The problem: Locate the string "assessment" in the listing below. Copy every line where it is found.
--- start Listing ---
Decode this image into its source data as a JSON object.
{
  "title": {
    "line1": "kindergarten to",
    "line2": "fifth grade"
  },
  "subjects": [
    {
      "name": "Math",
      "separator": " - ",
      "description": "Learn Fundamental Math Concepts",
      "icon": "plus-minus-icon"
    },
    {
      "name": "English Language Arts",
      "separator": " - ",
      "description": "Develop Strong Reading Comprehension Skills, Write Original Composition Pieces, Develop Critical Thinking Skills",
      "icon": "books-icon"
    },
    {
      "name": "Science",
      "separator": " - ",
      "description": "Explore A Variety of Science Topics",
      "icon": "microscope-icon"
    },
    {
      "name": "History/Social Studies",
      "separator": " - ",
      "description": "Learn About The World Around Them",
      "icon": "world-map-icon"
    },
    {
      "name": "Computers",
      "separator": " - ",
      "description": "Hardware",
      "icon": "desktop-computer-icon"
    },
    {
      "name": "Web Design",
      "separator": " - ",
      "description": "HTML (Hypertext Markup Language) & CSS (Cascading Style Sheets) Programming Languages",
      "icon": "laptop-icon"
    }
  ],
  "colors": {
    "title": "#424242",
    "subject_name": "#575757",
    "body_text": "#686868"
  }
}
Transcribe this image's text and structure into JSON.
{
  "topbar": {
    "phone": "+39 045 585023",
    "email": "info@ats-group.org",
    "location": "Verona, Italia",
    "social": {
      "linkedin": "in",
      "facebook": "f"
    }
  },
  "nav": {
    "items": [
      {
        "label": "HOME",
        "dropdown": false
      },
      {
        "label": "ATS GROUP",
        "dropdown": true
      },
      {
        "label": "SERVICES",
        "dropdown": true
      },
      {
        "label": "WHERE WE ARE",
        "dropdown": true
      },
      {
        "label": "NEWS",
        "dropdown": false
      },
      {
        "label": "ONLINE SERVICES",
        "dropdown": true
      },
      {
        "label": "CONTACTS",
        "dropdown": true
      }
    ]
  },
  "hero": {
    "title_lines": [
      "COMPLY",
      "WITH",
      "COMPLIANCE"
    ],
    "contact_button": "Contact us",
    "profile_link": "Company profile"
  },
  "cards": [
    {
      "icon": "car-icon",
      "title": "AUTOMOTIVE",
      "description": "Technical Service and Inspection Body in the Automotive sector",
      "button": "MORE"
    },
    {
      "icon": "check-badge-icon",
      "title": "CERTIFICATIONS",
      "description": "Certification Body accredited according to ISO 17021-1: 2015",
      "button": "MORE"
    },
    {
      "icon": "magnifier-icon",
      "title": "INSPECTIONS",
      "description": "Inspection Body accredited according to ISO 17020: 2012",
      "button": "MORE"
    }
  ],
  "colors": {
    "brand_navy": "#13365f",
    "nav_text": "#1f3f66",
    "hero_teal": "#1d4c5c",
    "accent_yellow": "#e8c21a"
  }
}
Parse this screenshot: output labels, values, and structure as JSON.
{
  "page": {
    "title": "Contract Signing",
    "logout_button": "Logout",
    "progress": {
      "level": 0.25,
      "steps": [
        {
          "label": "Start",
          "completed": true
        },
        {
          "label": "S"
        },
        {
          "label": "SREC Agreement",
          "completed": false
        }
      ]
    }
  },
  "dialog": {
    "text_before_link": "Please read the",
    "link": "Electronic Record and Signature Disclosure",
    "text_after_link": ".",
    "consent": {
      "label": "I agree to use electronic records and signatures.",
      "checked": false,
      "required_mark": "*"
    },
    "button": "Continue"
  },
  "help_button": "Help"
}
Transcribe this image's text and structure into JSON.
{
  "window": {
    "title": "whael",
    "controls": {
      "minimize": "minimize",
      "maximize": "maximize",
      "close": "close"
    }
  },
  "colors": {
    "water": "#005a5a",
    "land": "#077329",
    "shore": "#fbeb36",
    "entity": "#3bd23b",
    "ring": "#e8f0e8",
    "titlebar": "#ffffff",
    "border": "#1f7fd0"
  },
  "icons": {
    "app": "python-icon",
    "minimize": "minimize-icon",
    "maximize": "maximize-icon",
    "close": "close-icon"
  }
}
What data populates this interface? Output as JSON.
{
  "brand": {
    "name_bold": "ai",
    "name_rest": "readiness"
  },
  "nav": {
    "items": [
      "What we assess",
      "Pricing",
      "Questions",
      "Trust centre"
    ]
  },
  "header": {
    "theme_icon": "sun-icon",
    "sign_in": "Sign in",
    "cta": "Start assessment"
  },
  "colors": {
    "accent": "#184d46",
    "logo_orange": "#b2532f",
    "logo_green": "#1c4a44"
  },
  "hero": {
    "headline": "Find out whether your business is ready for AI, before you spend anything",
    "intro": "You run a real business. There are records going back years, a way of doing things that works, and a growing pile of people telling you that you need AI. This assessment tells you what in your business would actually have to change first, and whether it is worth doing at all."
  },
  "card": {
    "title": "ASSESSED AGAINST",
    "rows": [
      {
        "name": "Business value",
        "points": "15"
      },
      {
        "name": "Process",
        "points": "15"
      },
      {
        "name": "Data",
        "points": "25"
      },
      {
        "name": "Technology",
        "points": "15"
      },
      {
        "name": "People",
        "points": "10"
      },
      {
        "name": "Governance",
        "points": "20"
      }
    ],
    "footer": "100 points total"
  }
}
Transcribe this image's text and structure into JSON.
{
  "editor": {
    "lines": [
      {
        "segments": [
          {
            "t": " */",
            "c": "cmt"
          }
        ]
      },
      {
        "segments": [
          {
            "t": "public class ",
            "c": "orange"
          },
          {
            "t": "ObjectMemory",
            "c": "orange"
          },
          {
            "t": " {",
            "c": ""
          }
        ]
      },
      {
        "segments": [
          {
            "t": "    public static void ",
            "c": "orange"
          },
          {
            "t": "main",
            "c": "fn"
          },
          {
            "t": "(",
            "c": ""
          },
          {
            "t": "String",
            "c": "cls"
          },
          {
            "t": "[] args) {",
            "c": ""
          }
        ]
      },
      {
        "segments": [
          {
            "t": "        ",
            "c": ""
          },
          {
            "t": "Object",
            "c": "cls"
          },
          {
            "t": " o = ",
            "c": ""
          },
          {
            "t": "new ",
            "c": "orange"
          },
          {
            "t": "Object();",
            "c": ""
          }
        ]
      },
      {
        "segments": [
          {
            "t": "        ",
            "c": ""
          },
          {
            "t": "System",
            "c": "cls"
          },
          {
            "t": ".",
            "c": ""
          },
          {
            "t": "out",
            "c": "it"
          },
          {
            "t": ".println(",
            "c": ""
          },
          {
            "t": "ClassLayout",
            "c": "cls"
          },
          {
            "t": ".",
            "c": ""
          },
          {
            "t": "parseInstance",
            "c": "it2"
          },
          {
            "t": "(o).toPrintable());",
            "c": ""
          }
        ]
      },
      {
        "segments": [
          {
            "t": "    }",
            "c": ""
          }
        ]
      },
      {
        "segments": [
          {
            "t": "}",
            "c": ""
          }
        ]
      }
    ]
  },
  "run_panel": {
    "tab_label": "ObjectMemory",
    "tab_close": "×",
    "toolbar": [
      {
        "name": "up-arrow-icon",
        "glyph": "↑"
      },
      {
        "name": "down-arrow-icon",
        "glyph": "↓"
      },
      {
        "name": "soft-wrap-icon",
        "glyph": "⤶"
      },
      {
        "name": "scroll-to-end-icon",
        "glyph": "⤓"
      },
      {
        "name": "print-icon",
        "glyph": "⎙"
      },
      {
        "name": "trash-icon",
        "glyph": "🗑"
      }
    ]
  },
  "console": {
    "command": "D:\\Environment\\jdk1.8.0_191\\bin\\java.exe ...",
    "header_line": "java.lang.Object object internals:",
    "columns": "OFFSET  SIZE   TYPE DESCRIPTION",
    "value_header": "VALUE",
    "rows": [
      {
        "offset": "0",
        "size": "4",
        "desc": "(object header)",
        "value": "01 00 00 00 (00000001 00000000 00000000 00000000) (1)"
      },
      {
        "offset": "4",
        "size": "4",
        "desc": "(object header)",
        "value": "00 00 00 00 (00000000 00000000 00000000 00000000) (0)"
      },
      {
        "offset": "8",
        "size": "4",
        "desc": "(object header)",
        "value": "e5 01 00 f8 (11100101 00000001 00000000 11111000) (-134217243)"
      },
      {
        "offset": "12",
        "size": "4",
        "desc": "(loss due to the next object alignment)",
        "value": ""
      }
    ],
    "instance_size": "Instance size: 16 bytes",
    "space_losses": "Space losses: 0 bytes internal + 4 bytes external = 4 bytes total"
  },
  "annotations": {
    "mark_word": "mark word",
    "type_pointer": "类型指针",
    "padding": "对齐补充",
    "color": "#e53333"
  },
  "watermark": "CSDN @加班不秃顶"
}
--- end Listing ---
Result of this task:
    "cta": "Start assessment"
    "intro": "You run a real business. There are records going back years, a way of doing things that works, and a growing pile of people telling you that you need AI. This assessment tells you what in your business would actually have to change first, and whether it is worth doing at all."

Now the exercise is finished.